[Dataset items]
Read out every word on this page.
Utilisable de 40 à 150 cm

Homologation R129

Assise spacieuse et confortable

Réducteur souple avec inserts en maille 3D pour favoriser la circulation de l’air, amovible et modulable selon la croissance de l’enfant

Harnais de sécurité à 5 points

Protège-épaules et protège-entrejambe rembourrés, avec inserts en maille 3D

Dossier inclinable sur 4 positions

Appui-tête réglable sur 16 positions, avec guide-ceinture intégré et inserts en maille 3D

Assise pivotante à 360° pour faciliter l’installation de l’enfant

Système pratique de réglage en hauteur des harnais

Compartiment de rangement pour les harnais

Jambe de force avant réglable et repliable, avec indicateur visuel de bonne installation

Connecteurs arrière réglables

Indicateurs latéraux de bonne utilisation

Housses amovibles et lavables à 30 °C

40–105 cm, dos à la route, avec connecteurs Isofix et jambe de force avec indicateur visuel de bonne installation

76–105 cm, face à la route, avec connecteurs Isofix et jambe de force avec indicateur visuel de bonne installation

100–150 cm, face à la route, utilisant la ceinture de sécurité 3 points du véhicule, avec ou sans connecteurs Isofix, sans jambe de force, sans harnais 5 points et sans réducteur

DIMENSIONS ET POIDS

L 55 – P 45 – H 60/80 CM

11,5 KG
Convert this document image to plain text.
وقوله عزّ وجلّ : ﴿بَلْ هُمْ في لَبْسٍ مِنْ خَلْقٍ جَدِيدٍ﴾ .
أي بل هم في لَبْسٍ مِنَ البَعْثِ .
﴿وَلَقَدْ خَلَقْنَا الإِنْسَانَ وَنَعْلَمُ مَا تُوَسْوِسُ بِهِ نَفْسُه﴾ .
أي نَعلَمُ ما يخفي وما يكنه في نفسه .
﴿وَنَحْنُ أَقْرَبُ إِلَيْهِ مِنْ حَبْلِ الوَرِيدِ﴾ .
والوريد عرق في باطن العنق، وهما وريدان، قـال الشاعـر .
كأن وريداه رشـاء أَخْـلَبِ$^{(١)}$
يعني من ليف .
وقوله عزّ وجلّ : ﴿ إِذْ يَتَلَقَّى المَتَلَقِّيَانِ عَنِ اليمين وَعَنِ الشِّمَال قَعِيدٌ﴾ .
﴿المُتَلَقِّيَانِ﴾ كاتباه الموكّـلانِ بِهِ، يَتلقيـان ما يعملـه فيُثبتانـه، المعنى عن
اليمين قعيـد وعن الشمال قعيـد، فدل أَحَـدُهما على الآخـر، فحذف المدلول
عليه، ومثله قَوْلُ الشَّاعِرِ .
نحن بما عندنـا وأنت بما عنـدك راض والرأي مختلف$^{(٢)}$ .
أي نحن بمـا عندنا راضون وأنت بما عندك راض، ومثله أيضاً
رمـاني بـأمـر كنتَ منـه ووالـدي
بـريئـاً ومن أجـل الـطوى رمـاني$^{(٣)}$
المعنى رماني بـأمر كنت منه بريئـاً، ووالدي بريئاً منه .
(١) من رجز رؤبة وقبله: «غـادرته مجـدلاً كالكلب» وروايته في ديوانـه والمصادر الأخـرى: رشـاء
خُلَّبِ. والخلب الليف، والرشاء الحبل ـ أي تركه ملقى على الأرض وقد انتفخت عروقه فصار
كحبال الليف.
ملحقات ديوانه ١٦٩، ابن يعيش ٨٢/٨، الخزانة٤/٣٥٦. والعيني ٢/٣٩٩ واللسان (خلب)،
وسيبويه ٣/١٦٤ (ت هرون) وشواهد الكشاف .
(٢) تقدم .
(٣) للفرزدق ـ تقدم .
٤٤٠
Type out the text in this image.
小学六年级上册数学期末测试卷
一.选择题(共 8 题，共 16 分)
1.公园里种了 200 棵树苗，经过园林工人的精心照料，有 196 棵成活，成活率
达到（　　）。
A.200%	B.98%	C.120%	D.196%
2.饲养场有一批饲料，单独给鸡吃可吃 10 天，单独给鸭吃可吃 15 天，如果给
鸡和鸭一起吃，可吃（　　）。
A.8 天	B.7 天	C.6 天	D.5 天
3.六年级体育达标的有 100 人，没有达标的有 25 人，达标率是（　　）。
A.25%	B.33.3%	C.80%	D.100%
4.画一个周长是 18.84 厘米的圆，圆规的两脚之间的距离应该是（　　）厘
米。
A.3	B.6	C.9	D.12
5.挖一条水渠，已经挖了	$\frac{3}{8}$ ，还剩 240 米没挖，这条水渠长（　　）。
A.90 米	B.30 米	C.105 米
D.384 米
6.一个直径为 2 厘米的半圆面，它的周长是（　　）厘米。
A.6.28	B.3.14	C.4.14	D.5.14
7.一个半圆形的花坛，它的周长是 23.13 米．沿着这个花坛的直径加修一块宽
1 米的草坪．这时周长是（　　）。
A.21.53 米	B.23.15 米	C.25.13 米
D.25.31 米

■ **Goal**
Say, as a single number and nothing more, how many lines of the entries contain the word "inserts".

■ **Correct result**
3